• [Trecho fornecido]
╔══

Não devemos nos esquecer, em hipótese alguma, de que a passagem de prestígio a poder exigirá resolver os problemas ideológicos que impedem a afirmação do Estado brasileiro, internamente, como dirigente do processo de transformação e, nas relações exteriores, como um candidato a hegemon, disputando tal posição com os EUA e/ou qualquer outro Estado que possa ter condições de oferecer uma saída aos diferentes problemas de, pelo menos, a América do Sul.
Isso significa que o MREx terá um papel importante ao longo de todo o processo e que será necessário definir um órgão do governo para exercer a um tempo as funções controle das fronteiras e orientação do quase certo tumulto social que poderia suceder a um aumento descontrolado da imigração.

╚══

• [Exercício proposto] No trecho sobre o Estado brasileiro, com quem o Brasil disputaria a posição de candidato a hegemon?

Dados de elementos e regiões

╔══

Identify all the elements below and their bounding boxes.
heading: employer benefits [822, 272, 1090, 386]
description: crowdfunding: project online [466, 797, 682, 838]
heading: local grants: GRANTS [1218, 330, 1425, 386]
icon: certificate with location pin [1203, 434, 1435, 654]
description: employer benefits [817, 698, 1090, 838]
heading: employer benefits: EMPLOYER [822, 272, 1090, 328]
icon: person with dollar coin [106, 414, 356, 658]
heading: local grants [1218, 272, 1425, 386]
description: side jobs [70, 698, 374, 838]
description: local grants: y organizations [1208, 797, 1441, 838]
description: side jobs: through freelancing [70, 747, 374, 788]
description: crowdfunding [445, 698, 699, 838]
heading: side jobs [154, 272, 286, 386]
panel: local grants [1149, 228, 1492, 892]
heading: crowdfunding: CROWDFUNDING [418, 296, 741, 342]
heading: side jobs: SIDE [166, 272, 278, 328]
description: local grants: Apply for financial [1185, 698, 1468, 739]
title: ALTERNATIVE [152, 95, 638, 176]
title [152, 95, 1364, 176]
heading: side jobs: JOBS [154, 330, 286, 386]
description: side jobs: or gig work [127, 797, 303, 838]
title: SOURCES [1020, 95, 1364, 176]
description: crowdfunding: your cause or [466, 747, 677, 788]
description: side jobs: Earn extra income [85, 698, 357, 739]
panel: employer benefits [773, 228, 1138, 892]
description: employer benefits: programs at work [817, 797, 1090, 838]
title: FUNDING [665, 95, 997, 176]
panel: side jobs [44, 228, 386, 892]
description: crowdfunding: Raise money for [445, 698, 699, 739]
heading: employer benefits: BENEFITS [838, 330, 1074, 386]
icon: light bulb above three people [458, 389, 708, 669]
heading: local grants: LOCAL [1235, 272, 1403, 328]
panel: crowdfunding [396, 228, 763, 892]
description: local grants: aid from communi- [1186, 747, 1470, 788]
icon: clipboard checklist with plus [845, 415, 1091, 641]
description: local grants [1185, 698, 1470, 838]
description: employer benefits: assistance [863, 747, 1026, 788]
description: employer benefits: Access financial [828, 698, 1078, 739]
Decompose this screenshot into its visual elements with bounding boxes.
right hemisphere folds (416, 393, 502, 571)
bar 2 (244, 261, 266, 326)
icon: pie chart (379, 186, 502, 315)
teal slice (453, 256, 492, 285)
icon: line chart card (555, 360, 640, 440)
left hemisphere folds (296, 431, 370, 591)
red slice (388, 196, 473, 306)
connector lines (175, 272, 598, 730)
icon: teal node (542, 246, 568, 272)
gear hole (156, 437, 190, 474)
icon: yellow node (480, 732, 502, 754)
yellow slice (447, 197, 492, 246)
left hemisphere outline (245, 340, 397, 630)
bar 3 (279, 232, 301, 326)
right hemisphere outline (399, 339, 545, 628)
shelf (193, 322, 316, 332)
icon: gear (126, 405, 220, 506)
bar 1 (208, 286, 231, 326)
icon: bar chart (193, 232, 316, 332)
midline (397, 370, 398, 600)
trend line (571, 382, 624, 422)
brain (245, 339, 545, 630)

╚══

• [Resposta completa] Com os EUA e/ou qualquer outro Estado que possa ter condições de oferecer uma saída aos diferentes problemas de, pelo menos, a América do Sul.